> [Task prompt]
Repeat, line for line, the entries printed below.

> [Listed entries]
-=-=-=-=-

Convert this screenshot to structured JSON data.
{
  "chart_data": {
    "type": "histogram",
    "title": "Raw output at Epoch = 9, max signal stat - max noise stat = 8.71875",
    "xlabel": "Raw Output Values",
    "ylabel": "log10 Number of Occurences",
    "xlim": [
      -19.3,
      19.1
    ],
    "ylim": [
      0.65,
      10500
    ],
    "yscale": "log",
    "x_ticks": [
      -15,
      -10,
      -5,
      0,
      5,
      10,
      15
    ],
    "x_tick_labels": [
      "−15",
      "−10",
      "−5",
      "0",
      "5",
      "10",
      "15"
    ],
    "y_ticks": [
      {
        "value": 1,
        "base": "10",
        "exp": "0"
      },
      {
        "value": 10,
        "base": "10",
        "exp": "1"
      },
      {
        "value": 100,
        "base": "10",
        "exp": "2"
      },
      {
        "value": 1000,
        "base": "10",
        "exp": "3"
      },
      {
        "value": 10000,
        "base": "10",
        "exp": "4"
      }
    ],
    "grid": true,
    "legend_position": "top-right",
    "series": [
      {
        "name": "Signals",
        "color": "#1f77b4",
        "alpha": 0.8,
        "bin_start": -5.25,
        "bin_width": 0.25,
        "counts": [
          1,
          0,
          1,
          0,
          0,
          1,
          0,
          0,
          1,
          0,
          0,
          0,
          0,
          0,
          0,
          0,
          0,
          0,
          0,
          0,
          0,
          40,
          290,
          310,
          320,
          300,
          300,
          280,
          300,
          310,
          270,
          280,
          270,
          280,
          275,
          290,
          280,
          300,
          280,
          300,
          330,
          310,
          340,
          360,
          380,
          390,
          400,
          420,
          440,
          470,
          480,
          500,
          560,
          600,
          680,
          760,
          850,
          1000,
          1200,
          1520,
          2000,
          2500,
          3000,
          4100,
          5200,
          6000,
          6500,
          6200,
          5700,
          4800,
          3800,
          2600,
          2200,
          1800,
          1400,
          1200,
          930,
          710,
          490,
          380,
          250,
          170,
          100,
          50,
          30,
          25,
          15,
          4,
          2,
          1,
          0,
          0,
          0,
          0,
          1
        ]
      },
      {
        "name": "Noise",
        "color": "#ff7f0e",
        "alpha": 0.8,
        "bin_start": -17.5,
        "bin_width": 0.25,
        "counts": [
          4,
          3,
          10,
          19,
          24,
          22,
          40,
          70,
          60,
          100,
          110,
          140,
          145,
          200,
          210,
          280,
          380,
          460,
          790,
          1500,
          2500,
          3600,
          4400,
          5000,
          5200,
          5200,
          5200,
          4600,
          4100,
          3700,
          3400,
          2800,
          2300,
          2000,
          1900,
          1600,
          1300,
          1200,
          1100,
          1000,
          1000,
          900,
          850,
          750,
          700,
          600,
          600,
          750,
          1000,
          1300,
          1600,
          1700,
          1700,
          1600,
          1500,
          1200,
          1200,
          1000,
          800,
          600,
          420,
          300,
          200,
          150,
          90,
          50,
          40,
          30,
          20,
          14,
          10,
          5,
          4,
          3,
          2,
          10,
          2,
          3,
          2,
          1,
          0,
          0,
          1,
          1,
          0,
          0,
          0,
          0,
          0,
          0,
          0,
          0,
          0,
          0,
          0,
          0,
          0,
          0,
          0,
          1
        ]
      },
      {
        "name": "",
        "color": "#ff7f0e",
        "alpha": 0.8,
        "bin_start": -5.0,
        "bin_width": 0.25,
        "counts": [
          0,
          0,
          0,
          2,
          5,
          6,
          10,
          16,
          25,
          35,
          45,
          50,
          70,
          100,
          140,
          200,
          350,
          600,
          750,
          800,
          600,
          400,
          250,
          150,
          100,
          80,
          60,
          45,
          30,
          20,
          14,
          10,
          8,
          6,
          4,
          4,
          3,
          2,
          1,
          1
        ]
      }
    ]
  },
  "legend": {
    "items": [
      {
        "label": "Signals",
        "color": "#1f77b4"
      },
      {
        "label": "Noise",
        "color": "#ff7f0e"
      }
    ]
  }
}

-=-=-=-=-

> [Correct answer]
Convert this screenshot to structured JSON data.
{
  "chart_data": {
    "type": "histogram",
    "title": "Raw output at Epoch = 9, max signal stat - max noise stat = 8.71875",
    "xlabel": "Raw Output Values",
    "ylabel": "log10 Number of Occurences",
    "xlim": [
      -19.3,
      19.1
    ],
    "ylim": [
      0.65,
      10500
    ],
    "yscale": "log",
    "x_ticks": [
      -15,
      -10,
      -5,
      0,
      5,
      10,
      15
    ],
    "x_tick_labels": [
      "−15",
      "−10",
      "−5",
      "0",
      "5",
      "10",
      "15"
    ],
    "y_ticks": [
      {
        "value": 1,
        "base": "10",
        "exp": "0"
      },
      {
        "value": 10,
        "base": "10",
        "exp": "1"
      },
      {
        "value": 100,
        "base": "10",
        "exp": "2"
      },
      {
        "value": 1000,
        "base": "10",
        "exp": "3"
      },
      {
        "value": 10000,
        "base": "10",
        "exp": "4"
      }
    ],
    "grid": true,
    "legend_position": "top-right",
    "series": [
      {
        "name": "Signals",
        "color": "#1f77b4",
        "alpha": 0.8,
        "bin_start": -5.25,
        "bin_width": 0.25,
        "counts": [
          1,
          0,
          1,
          0,
          0,
          1,
          0,
          0,
          1,
          0,
          0,
          0,
          0,
          0,
          0,
          0,
          0,
          0,
          0,
          0,
          0,
          40,
          290,
          310,
          320,
          300,
          300,
          280,
          300,
          310,
          270,
          280,
          270,
          280,
          275,
          290,
          280,
          300,
          280,
          300,
          330,
          310,
          340,
          360,
          380,
          390,
          400,
          420,
          440,
          470,
          480,
          500,
          560,
          600,
          680,
          760,
          850,
          1000,
          1200,
          1520,
          2000,
          2500,
          3000,
          4100,
          5200,
          6000,
          6500,
          6200,
          5700,
          4800,
          3800,
          2600,
          2200,
          1800,
          1400,
          1200,
          930,
          710,
          490,
          380,
          250,
          170,
          100,
          50,
          30,
          25,
          15,
          4,
          2,
          1,
          0,
          0,
          0,
          0,
          1
        ]
      },
      {
        "name": "Noise",
        "color": "#ff7f0e",
        "alpha": 0.8,
        "bin_start": -17.5,
        "bin_width": 0.25,
        "counts": [
          4,
          3,
          10,
          19,
          24,
          22,
          40,
          70,
          60,
          100,
          110,
          140,
          145,
          200,
          210,
          280,
          380,
          460,
          790,
          1500,
          2500,
          3600,
          4400,
          5000,
          5200,
          5200,
          5200,
          4600,
          4100,
          3700,
          3400,
          2800,
          2300,
          2000,
          1900,
          1600,
          1300,
          1200,
          1100,
          1000,
          1000,
          900,
          850,
          750,
          700,
          600,
          600,
          750,
          1000,
          1300,
          1600,
          1700,
          1700,
          1600,
          1500,
          1200,
          1200,
          1000,
          800,
          600,
          420,
          300,
          200,
          150,
          90,
          50,
          40,
          30,
          20,
          14,
          10,
          5,
          4,
          3,
          2,
          10,
          2,
          3,
          2,
          1,
          0,
          0,
          1,
          1,
          0,
          0,
          0,
          0,
          0,
          0,
          0,
          0,
          0,
          0,
          0,
          0,
          0,
          0,
          0,
          1
        ]
      },
      {
        "name": "",
        "color": "#ff7f0e",
        "alpha": 0.8,
        "bin_start": -5.0,
        "bin_width": 0.25,
        "counts": [
          0,
          0,
          0,
          2,
          5,
          6,
          10,
          16,
          25,
          35,
          45,
          50,
          70,
          100,
          140,
          200,
          350,
          600,
          750,
          800,
          600,
          400,
          250,
          150,
          100,
          80,
          60,
          45,
          30,
          20,
          14,
          10,
          8,
          6,
          4,
          4,
          3,
          2,
          1,
          1
        ]
      }
    ]
  },
  "legend": {
    "items": [
      {
        "label": "Signals",
        "color": "#1f77b4"
      },
      {
        "label": "Noise",
        "color": "#ff7f0e"
      }
    ]
  }
}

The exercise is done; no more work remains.